» REQUIRED WORK
From the records, pick out and copy each line containing "Past".

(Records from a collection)
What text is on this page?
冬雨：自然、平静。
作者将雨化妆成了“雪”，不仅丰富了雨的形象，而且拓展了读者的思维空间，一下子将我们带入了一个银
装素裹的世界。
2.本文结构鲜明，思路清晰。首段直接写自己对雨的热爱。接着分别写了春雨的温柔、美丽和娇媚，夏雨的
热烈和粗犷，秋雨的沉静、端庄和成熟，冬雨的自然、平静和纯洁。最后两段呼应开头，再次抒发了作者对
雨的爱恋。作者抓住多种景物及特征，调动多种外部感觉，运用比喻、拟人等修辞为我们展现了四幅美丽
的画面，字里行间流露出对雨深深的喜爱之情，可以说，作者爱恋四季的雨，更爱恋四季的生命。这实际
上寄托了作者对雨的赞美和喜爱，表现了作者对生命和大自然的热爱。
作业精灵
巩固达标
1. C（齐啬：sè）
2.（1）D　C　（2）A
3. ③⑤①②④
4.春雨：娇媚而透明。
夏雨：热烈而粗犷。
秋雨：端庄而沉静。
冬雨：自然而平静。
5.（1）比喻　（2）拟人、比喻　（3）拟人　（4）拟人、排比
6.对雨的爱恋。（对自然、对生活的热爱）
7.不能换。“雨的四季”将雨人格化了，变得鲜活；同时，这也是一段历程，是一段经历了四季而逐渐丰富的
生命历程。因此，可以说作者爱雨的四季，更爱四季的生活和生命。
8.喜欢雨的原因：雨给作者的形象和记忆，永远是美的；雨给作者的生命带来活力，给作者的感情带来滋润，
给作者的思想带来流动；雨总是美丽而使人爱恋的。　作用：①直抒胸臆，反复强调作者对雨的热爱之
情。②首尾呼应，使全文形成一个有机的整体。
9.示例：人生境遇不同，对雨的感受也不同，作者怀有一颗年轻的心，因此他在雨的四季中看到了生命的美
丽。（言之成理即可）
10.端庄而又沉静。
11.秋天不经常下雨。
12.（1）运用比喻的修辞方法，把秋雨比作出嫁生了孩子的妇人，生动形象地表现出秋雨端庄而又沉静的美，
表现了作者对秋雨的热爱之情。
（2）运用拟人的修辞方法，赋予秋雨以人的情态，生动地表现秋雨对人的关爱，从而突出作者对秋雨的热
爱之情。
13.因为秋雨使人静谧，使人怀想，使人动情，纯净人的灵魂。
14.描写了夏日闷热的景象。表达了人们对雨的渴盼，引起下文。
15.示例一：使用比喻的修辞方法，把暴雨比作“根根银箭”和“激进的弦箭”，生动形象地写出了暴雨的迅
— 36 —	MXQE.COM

...

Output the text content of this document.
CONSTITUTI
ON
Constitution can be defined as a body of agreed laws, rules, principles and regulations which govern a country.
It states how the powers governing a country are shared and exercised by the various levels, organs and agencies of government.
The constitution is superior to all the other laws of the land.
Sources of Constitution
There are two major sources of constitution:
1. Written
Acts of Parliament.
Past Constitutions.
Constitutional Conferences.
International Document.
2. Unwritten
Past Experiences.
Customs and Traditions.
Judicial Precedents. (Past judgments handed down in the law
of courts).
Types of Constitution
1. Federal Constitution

» REPLY
Past Constitutions.
Past Experiences.
Judicial Precedents. (Past judgments handed down in the law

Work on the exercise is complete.